* Exercise details:
Set down each line of the material that follows, exactly, with no pictures.
>>
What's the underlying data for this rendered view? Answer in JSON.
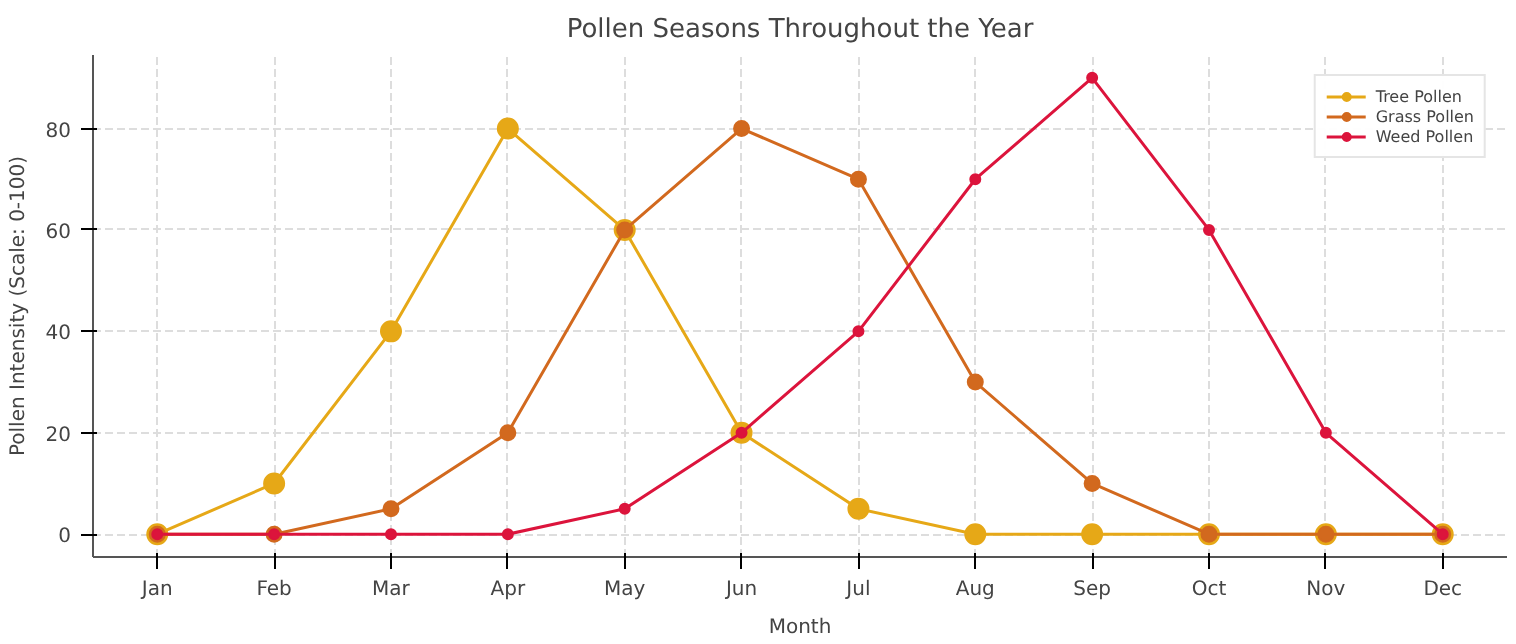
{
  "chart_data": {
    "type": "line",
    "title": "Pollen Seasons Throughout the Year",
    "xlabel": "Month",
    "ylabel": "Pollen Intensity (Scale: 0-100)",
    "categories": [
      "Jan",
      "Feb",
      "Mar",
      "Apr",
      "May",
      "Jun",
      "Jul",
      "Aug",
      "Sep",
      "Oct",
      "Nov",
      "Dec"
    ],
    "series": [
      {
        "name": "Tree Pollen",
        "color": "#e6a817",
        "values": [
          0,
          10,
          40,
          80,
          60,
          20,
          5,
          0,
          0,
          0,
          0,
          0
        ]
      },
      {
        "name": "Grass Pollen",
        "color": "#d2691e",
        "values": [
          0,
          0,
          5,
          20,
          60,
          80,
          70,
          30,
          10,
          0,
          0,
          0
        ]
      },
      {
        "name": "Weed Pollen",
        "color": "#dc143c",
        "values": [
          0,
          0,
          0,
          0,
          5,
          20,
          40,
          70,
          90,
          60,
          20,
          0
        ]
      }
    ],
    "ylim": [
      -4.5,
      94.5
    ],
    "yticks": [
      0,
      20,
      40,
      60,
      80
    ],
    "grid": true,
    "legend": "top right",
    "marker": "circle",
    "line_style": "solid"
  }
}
<<
* Task output:
What's the underlying data for this rendered view? Answer in JSON.
{
  "chart_data": {
    "type": "line",
    "title": "Pollen Seasons Throughout the Year",
    "xlabel": "Month",
    "ylabel": "Pollen Intensity (Scale: 0-100)",
    "categories": [
      "Jan",
      "Feb",
      "Mar",
      "Apr",
      "May",
      "Jun",
      "Jul",
      "Aug",
      "Sep",
      "Oct",
      "Nov",
      "Dec"
    ],
    "series": [
      {
        "name": "Tree Pollen",
        "color": "#e6a817",
        "values": [
          0,
          10,
          40,
          80,
          60,
          20,
          5,
          0,
          0,
          0,
          0,
          0
        ]
      },
      {
        "name": "Grass Pollen",
        "color": "#d2691e",
        "values": [
          0,
          0,
          5,
          20,
          60,
          80,
          70,
          30,
          10,
          0,
          0,
          0
        ]
      },
      {
        "name": "Weed Pollen",
        "color": "#dc143c",
        "values": [
          0,
          0,
          0,
          0,
          5,
          20,
          40,
          70,
          90,
          60,
          20,
          0
        ]
      }
    ],
    "ylim": [
      -4.5,
      94.5
    ],
    "yticks": [
      0,
      20,
      40,
      60,
      80
    ],
    "grid": true,
    "legend": "top right",
    "marker": "circle",
    "line_style": "solid"
  }
}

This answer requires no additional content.